**** TEXTAUSZUG ****
Dies ist die Geschichte eines Bauernmädchens. Ihr Name war Zaynab. Sie ist ein Beispiel vollkommener Selbstverleugnung und vollkommenen Mutes. Denn sie opferte zuerst ihre Identität und später ihr Leben, um ihren Mitgläubigen an vorderster Front beizustehen.
Während der Belagerung der Festung ‘Alí-Mardán Khán, in der sich die Bábí aus Zanján unter der Führung der gesegneten Person Ḥujjats zu ihrer Verteidigung zurückgezogen hatten, offenbarte ihre Haltung einen beispiellosen Beweis vollkommener Standhaftigkeit und Aufopferung.
Zaynab schloss sich aus freien Stücken der Schar von Frauen und Kindern an, die bei den Verteidigern der Festung blieben. »Sie hatte ein anmutiges, strahlendes Gesicht, war von einem hohen Glauben beseelt und besaß großen Mut. Der Anblick der Prüfungen und Nöte, die ihre männlichen Gefährten zu ertragen hatten, ließen in ihr den unwiderstehlichen Wunsch erwachen, sich in Männerkleidern an der Abwehr der vielen feindlichen Angriffe zu beteiligen. Sie warf eine Tunika über, setzte eine Kopfbedeckung wie die ihrer männlichen Kameraden auf, schnitt sich die Locken kurz, gürtete sich mit einem Schwert, nahm Gewehr und Schild und stellte sich in ihre Reihen. Niemand dachte, dass sie ein Mädchen sei, wenn sie vortrat, um ihren Platz an der Schanze einzunehmen. Sowie der Feind angriff, zog sie das Schwert und stürzte sich mit dem Ruf „Yá Ṣáḥibu’z-Zamán“ mit unglaublicher Kühnheit auf die Reihen der gegnerischen Streiter. Freund und Feind staunte an diesem Tag über diesen Mut, diese Geschicklichkeit, dergleichen sie nie gesehen. Die Feinde nannten sie den Fluch, den eine zornige Vorsehung über sie gebracht. Verzweifelt ließen sie von den Schanzen ab und flohen schmählich vor ihr.
**** DATENAUSZUG ****
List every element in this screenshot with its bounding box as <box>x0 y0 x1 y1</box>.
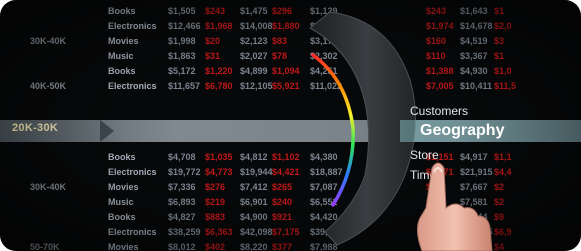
****
**** DATENAUSZUG ****
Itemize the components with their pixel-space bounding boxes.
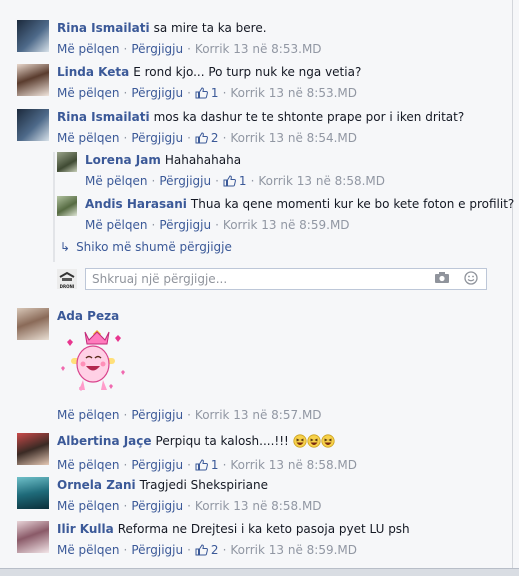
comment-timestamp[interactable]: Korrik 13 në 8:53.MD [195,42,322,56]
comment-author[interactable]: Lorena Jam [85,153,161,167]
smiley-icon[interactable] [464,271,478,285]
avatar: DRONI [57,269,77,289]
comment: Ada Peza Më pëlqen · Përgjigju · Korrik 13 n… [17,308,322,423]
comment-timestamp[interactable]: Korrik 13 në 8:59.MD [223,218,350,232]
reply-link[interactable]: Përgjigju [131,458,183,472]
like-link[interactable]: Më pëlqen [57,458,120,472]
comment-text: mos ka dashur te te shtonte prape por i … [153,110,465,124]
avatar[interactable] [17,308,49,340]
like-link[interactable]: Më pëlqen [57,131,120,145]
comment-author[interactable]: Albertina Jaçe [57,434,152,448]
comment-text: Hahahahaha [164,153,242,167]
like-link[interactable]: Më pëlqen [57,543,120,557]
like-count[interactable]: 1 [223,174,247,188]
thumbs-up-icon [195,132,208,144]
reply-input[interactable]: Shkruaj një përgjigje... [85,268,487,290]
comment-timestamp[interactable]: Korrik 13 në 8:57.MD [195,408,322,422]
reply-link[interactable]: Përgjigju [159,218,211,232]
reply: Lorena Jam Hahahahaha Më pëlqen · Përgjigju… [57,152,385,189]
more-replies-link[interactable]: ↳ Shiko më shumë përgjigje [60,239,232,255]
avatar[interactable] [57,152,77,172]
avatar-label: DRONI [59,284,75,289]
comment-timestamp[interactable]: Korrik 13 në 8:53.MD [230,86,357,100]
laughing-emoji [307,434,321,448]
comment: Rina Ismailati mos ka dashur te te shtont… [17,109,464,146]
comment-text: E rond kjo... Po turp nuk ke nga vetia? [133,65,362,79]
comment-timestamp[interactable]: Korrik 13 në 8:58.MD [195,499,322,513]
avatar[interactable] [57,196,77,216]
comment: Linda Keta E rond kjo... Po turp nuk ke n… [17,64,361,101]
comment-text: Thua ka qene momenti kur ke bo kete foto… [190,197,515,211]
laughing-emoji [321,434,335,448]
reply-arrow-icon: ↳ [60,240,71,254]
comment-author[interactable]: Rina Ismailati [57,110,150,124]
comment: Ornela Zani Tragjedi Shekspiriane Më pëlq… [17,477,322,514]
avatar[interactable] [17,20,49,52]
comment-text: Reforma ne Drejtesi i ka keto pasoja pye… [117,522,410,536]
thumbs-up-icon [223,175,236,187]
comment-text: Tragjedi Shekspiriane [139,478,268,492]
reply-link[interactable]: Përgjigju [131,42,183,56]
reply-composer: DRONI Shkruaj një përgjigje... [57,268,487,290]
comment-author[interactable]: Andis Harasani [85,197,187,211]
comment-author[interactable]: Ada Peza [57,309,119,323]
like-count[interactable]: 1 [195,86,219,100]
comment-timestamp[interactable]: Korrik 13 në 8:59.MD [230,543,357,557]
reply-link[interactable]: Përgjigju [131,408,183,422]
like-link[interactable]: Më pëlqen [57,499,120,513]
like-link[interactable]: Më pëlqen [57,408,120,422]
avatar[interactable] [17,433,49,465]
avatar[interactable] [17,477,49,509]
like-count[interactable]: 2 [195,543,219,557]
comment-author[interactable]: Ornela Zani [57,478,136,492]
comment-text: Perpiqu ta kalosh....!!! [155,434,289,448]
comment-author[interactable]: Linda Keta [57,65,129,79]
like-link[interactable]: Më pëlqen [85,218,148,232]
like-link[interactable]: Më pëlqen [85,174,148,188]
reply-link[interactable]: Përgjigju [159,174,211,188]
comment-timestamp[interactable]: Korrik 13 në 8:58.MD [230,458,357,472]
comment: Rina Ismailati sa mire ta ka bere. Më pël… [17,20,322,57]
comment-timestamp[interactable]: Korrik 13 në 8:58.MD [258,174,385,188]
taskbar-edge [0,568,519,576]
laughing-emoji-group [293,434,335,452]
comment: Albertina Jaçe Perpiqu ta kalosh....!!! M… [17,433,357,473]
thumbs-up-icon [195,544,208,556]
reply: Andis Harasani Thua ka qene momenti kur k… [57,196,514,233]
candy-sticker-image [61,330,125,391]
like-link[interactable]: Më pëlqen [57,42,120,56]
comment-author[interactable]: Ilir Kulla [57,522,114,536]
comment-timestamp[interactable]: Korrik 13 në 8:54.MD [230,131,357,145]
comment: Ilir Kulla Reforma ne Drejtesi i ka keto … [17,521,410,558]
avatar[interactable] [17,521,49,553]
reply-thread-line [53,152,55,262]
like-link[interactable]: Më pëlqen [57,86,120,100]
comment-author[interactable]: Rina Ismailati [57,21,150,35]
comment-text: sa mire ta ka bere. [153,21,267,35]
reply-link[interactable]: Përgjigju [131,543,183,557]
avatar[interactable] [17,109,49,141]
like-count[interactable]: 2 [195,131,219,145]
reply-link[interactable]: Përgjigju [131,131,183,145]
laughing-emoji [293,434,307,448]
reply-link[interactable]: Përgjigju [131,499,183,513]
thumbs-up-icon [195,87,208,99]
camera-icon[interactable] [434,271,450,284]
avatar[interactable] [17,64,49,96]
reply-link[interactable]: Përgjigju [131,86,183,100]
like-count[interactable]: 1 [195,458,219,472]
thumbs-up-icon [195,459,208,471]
****
**AUFGABENSTELLUNG**
Mit welchem Ruf stürzte sich Zaynab laut Textauszug auf die Reihen der Gegner? Die Einträge werden für die Bearbeitung nicht benötigt.

**LÖSUNG**
„Yá Ṣáḥibu’z-Zamán“